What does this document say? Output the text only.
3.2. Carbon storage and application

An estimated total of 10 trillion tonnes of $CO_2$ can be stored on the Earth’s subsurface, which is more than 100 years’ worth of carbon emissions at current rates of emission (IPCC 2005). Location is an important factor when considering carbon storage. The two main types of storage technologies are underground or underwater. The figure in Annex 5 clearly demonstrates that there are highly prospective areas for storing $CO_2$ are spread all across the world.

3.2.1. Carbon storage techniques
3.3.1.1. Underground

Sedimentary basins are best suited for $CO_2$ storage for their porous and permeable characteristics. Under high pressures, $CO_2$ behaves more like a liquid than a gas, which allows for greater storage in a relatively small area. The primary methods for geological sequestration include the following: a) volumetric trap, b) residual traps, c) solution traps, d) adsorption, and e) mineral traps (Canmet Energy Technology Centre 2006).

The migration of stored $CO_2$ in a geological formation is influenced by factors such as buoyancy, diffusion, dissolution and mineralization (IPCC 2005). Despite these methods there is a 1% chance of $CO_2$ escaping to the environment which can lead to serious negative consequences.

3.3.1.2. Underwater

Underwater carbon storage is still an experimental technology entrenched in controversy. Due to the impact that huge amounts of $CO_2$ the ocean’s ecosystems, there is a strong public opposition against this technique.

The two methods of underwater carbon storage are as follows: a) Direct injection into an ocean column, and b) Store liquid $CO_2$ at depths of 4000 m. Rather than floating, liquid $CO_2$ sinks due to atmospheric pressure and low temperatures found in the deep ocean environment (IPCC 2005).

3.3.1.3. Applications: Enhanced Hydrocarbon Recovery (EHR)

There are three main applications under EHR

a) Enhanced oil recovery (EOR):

========

Work to be completed — Output the entries exactly.

Solution for this task —
What does this document say? Output the text only.
3.2. Carbon storage and application

An estimated total of 10 trillion tonnes of $CO_2$ can be stored on the Earth’s subsurface, which is more than 100 years’ worth of carbon emissions at current rates of emission (IPCC 2005). Location is an important factor when considering carbon storage. The two main types of storage technologies are underground or underwater. The figure in Annex 5 clearly demonstrates that there are highly prospective areas for storing $CO_2$ are spread all across the world.

3.2.1. Carbon storage techniques
3.3.1.1. Underground

Sedimentary basins are best suited for $CO_2$ storage for their porous and permeable characteristics. Under high pressures, $CO_2$ behaves more like a liquid than a gas, which allows for greater storage in a relatively small area. The primary methods for geological sequestration include the following: a) volumetric trap, b) residual traps, c) solution traps, d) adsorption, and e) mineral traps (Canmet Energy Technology Centre 2006).

The migration of stored $CO_2$ in a geological formation is influenced by factors such as buoyancy, diffusion, dissolution and mineralization (IPCC 2005). Despite these methods there is a 1% chance of $CO_2$ escaping to the environment which can lead to serious negative consequences.

3.3.1.2. Underwater

Underwater carbon storage is still an experimental technology entrenched in controversy. Due to the impact that huge amounts of $CO_2$ the ocean’s ecosystems, there is a strong public opposition against this technique.

The two methods of underwater carbon storage are as follows: a) Direct injection into an ocean column, and b) Store liquid $CO_2$ at depths of 4000 m. Rather than floating, liquid $CO_2$ sinks due to atmospheric pressure and low temperatures found in the deep ocean environment (IPCC 2005).

3.3.1.3. Applications: Enhanced Hydrocarbon Recovery (EHR)

There are three main applications under EHR

a) Enhanced oil recovery (EOR):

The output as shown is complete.